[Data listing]

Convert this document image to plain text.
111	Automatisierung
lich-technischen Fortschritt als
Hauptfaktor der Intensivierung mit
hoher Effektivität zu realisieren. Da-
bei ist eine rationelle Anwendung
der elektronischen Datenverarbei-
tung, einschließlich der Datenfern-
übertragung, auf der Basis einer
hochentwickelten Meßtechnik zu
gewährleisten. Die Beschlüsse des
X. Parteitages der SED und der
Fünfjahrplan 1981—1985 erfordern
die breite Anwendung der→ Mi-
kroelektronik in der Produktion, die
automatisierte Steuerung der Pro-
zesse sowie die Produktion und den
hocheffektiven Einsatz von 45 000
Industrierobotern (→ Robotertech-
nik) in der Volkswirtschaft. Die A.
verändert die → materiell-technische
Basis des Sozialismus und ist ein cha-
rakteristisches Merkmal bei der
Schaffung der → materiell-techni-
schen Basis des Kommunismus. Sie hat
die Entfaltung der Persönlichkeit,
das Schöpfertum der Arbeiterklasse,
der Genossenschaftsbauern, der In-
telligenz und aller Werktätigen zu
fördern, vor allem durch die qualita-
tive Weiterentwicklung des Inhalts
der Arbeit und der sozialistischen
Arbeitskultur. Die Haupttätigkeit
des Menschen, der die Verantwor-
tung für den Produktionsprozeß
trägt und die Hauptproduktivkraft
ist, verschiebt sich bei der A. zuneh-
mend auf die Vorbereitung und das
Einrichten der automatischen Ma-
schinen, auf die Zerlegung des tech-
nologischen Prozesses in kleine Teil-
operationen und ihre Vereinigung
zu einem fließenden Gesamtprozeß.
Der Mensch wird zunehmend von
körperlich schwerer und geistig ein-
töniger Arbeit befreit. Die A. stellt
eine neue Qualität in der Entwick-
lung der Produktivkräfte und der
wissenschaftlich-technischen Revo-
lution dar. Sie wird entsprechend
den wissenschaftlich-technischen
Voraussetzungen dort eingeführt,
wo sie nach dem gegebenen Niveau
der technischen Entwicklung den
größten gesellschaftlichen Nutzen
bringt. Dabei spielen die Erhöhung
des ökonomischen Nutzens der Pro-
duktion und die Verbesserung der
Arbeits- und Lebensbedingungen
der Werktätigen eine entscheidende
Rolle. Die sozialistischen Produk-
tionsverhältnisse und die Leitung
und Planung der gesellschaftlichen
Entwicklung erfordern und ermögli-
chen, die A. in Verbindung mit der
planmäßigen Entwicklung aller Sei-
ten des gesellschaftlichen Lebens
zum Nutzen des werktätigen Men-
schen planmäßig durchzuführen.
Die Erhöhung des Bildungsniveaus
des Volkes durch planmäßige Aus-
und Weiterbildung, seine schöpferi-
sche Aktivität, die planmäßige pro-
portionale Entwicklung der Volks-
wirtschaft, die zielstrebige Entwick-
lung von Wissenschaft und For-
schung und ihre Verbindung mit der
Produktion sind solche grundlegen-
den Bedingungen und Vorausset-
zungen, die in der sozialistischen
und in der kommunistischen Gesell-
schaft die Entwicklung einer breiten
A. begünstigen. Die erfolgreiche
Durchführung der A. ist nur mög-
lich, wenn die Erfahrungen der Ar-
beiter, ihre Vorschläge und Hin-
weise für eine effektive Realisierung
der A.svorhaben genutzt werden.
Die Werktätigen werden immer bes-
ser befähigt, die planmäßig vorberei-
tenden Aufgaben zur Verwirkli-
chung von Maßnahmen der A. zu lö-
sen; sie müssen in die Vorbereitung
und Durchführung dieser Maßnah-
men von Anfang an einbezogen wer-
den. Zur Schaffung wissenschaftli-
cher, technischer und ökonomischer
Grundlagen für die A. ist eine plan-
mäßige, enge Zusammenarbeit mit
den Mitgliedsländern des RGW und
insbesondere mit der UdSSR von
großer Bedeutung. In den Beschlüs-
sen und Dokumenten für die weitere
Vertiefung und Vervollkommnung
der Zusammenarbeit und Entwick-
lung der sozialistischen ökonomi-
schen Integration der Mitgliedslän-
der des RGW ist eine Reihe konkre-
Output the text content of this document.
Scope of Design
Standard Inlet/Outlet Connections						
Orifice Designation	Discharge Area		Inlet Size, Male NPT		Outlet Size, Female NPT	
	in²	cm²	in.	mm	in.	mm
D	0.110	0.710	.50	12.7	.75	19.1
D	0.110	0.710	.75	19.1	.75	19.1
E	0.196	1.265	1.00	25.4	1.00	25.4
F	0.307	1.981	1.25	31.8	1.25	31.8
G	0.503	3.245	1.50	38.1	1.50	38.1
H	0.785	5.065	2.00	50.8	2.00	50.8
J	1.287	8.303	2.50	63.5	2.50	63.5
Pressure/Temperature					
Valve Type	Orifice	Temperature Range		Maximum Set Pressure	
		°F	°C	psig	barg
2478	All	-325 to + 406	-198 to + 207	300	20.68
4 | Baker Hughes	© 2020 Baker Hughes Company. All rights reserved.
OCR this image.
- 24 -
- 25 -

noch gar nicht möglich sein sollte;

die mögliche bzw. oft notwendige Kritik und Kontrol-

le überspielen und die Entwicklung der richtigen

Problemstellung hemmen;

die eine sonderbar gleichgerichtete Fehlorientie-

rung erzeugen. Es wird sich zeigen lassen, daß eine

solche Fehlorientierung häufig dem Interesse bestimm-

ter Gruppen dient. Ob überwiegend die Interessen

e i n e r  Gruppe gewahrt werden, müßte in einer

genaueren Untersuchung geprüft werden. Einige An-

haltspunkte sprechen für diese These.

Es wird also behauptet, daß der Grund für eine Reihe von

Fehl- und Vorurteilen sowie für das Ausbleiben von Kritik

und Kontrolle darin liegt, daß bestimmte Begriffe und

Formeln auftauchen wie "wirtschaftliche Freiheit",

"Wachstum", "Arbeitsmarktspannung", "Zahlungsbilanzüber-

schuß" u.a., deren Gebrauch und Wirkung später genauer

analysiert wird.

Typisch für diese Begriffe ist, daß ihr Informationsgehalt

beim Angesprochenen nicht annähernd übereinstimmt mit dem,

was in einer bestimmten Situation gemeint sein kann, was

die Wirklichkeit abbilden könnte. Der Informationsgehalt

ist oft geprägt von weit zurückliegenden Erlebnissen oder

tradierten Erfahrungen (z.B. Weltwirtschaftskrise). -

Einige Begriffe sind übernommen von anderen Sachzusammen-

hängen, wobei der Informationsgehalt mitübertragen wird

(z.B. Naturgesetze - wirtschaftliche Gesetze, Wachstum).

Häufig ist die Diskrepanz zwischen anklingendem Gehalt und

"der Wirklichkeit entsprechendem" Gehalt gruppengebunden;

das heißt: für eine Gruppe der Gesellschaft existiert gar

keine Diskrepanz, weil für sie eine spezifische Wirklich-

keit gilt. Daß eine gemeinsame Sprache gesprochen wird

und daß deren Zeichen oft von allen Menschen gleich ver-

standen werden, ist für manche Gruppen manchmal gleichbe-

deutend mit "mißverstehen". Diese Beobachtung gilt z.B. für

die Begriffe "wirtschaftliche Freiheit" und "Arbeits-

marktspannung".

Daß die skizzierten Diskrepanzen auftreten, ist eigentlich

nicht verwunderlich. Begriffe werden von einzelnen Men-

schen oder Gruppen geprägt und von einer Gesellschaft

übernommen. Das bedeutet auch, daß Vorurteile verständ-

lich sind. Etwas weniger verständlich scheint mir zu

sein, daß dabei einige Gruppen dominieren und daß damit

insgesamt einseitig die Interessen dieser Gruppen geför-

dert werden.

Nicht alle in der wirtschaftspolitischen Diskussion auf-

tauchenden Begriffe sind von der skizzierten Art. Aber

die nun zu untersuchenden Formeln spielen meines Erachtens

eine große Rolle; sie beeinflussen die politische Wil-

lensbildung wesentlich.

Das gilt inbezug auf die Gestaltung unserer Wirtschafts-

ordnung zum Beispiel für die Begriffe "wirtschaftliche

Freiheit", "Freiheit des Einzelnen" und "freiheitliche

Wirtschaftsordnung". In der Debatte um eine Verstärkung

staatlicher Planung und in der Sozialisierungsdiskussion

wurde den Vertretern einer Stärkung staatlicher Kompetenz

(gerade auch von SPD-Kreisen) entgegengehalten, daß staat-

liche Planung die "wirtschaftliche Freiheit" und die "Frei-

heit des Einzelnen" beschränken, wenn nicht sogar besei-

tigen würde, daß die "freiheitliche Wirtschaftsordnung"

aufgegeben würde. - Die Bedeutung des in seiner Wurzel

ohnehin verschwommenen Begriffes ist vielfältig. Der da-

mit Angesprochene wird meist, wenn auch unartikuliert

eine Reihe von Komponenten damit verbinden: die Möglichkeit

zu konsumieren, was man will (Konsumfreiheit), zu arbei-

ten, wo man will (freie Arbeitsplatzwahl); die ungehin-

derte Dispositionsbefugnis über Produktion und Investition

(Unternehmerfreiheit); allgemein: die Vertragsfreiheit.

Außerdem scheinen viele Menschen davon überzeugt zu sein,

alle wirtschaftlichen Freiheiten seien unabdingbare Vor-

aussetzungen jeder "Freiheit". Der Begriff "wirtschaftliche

▶ **YOUR OBJECTIVE**
Check each line of the records above for the string "technischen", and report every line that has it.

▶ **SOLVED EXERCISE**
lich-technischen Fortschritt als
wissenschaftlich-technischen Revo-
den wissenschaftlich-technischen
der technischen Entwicklung den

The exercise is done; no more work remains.